● DIRECTIONS FOR THIS TASK: Scan the data beneath this task and copy each line that includes "value".

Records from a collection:
+---+

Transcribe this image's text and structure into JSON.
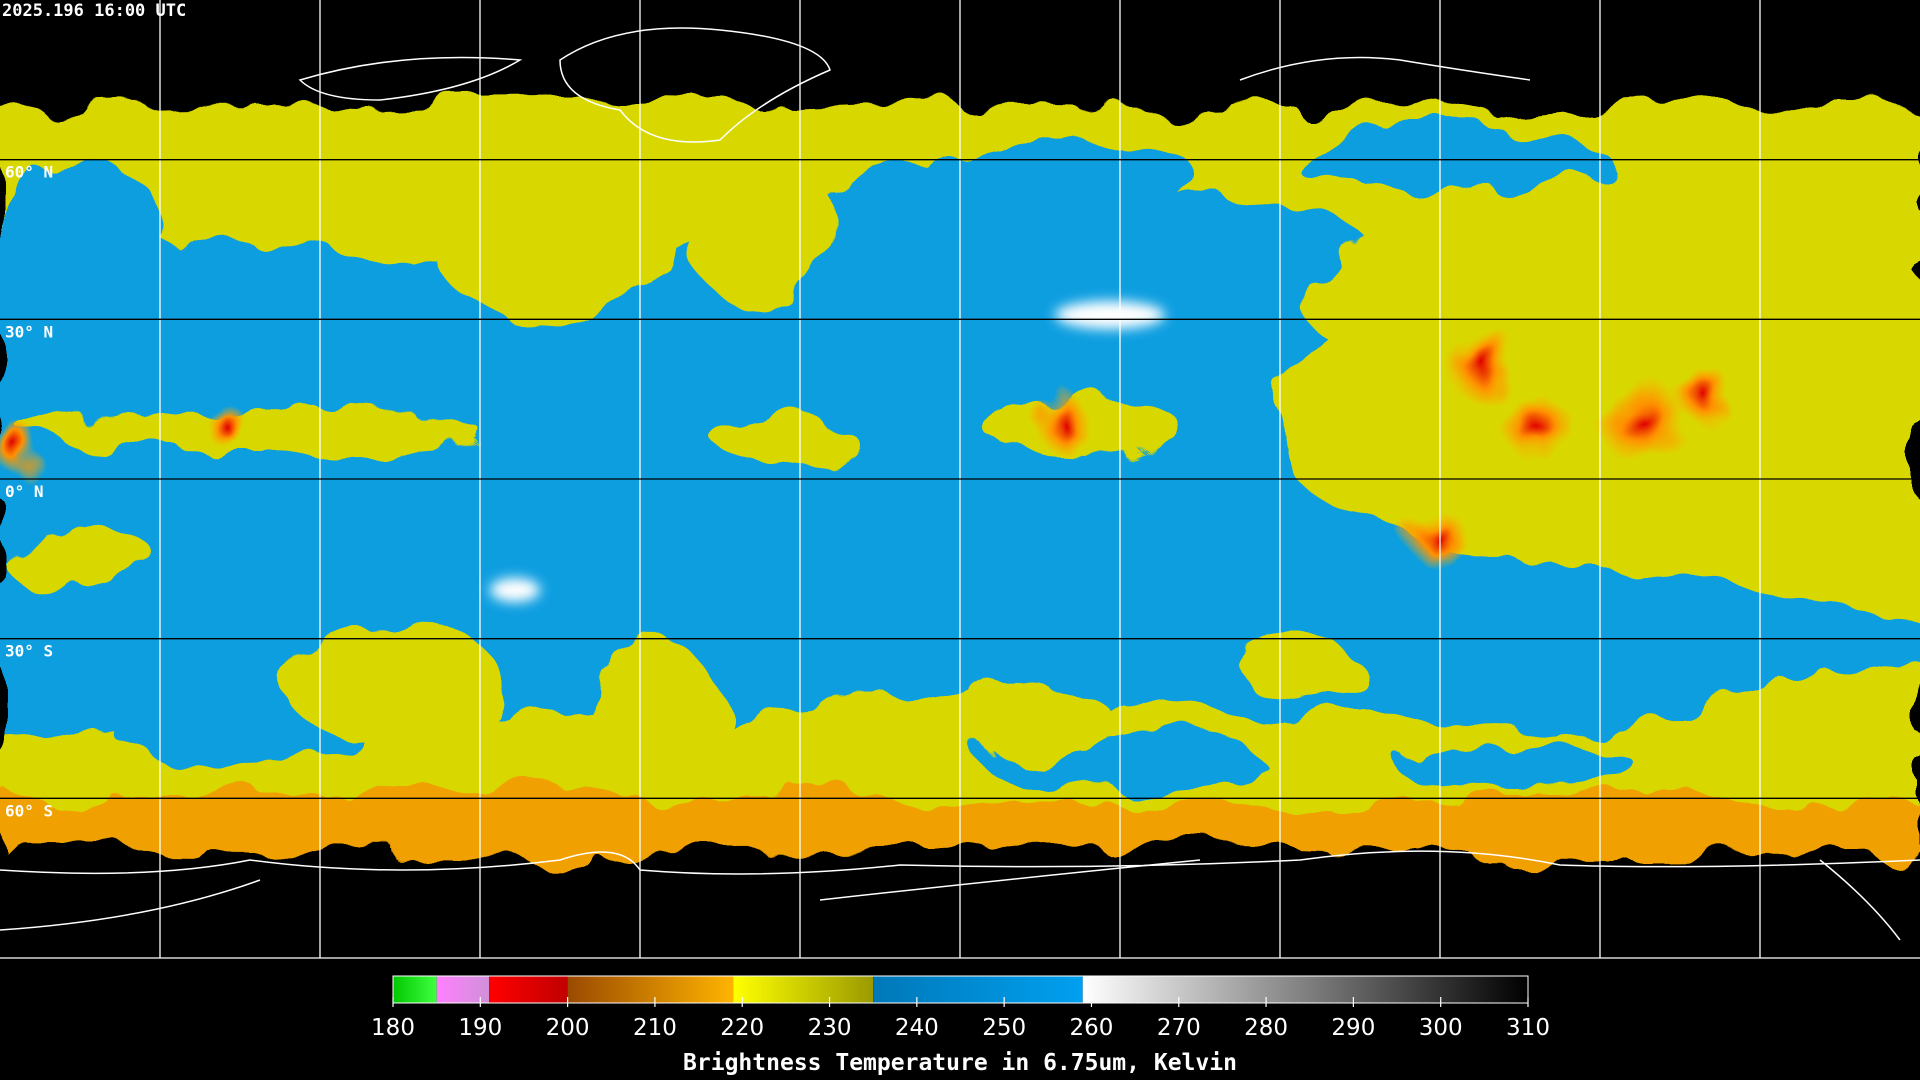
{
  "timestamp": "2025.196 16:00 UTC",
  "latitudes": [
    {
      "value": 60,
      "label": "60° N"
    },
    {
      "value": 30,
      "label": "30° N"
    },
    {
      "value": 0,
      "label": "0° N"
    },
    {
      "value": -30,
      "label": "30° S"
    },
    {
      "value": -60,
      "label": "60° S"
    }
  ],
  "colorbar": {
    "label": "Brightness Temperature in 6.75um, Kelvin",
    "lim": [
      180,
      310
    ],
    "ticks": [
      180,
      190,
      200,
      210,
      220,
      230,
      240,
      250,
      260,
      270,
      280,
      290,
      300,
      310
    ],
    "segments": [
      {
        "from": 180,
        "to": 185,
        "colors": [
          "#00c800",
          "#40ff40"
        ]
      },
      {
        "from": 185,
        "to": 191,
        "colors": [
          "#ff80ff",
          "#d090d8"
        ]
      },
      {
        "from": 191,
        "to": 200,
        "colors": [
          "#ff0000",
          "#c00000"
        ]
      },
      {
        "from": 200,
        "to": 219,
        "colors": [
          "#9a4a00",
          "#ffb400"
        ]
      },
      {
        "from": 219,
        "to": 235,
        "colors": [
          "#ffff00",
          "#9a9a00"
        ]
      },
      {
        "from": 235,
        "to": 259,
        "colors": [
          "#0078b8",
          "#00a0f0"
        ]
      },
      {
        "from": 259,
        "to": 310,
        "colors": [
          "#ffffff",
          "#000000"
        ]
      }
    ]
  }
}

+---+

● RESPONSE:
      "value": 60,
      "value": 30,
      "value": 0,
      "value": -30,
      "value": -60,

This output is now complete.